(Source records)
_ _ _ _ _

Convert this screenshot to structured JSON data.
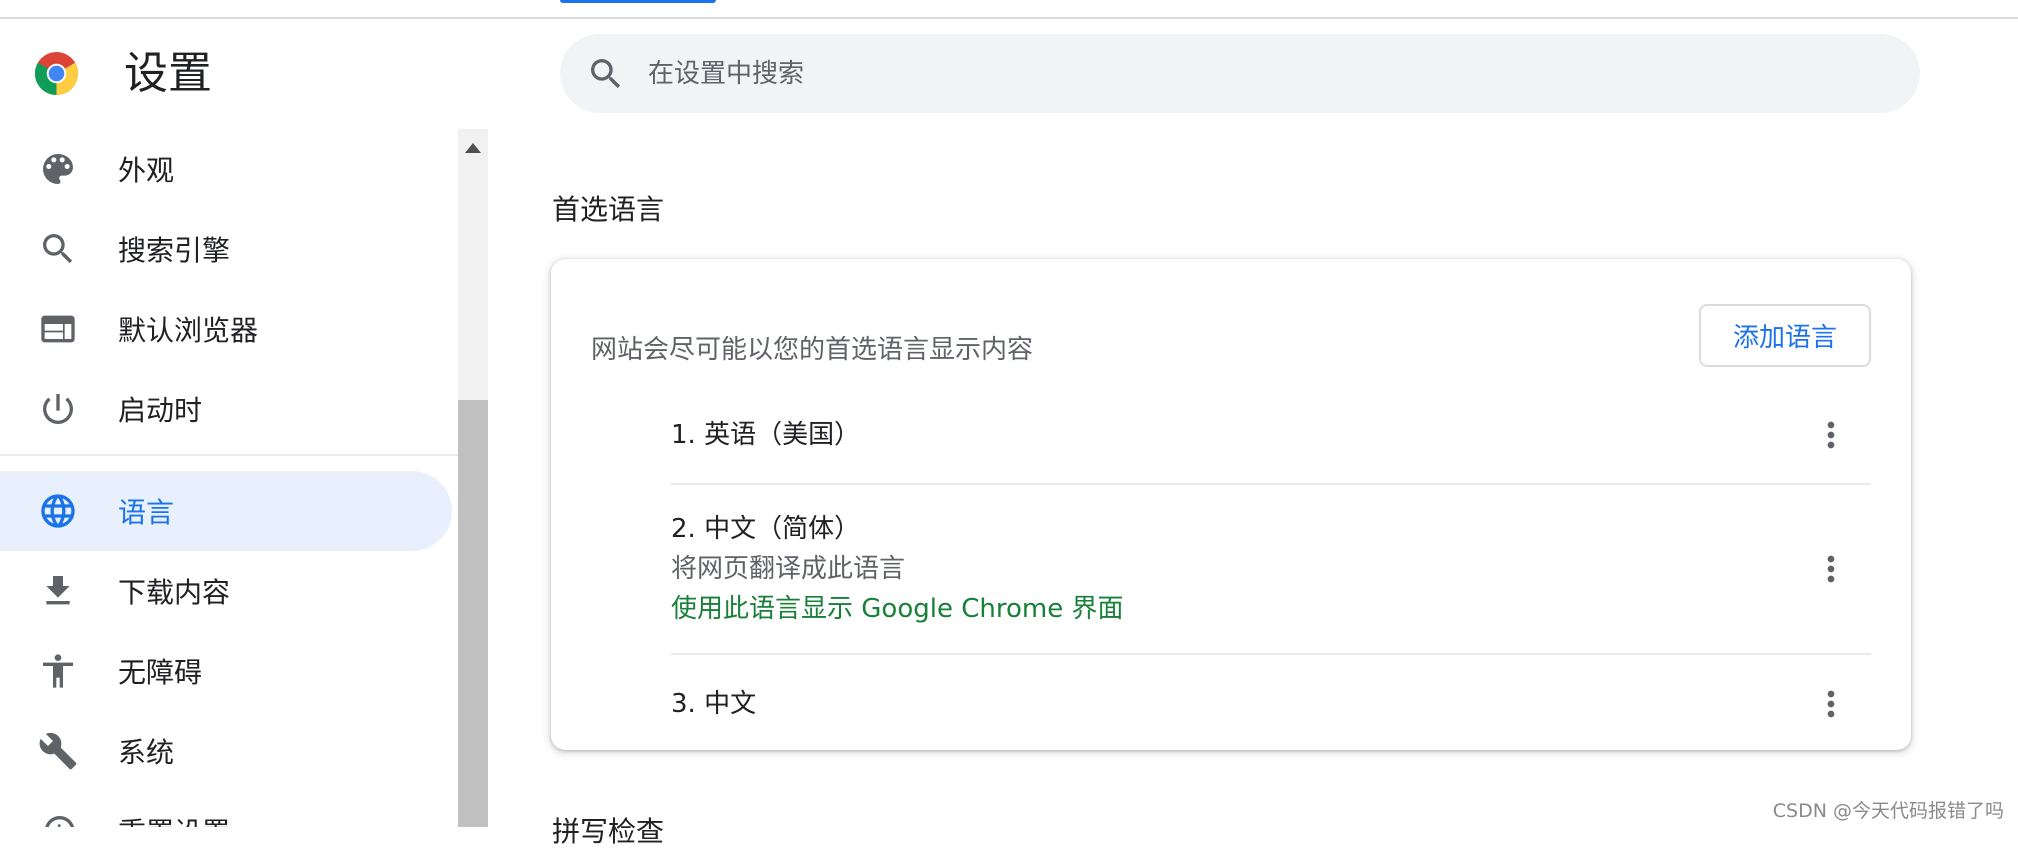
{
  "header": {
    "title": "设置",
    "search_placeholder": "在设置中搜索"
  },
  "sidebar": {
    "items": [
      {
        "label": "外观",
        "icon": "palette-icon"
      },
      {
        "label": "搜索引擎",
        "icon": "search-icon"
      },
      {
        "label": "默认浏览器",
        "icon": "browser-window-icon"
      },
      {
        "label": "启动时",
        "icon": "power-icon"
      },
      {
        "label": "语言",
        "icon": "globe-icon",
        "active": true
      },
      {
        "label": "下载内容",
        "icon": "download-icon"
      },
      {
        "label": "无障碍",
        "icon": "accessibility-icon"
      },
      {
        "label": "系统",
        "icon": "wrench-icon"
      },
      {
        "label": "重置设置",
        "icon": "reset-icon"
      }
    ]
  },
  "main": {
    "section_title": "首选语言",
    "card": {
      "description": "网站会尽可能以您的首选语言显示内容",
      "add_button": "添加语言",
      "languages": [
        {
          "label": "1. 英语（美国）"
        },
        {
          "label": "2. 中文（简体）",
          "sub": "将网页翻译成此语言",
          "ui_note": "使用此语言显示 Google Chrome 界面"
        },
        {
          "label": "3. 中文"
        }
      ]
    },
    "next_section_title": "拼写检查"
  },
  "watermark": "CSDN @今天代码报错了吗",
  "colors": {
    "accent": "#1a73e8",
    "active_bg": "#e8f0fe",
    "green": "#188038",
    "text_secondary": "#5f6368"
  }
}
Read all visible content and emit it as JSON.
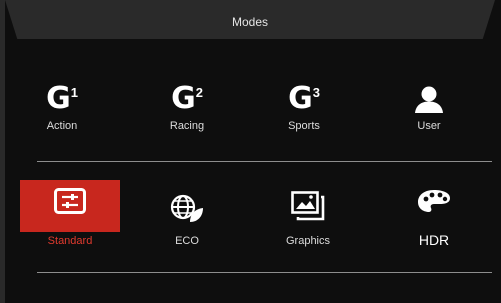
{
  "header": {
    "title": "Modes"
  },
  "row1": [
    {
      "label": "Action",
      "icon": "g1-icon",
      "glyph": "G",
      "sup": "1"
    },
    {
      "label": "Racing",
      "icon": "g2-icon",
      "glyph": "G",
      "sup": "2"
    },
    {
      "label": "Sports",
      "icon": "g3-icon",
      "glyph": "G",
      "sup": "3"
    },
    {
      "label": "User",
      "icon": "user-icon"
    }
  ],
  "row2": [
    {
      "label": "Standard",
      "icon": "sliders-icon",
      "selected": true
    },
    {
      "label": "ECO",
      "icon": "globe-leaf-icon"
    },
    {
      "label": "Graphics",
      "icon": "images-icon"
    },
    {
      "label": "HDR",
      "icon": "palette-icon"
    }
  ],
  "colors": {
    "selected": "#c8271e",
    "selected_text": "#e03a2e",
    "text": "#dcdcdc",
    "background": "#0e0e0e"
  }
}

_ _ _ _ _

• _Task goal_
Say how many lines in the records hold "JSON", with the number as the whole reply.

• _Expected output_
2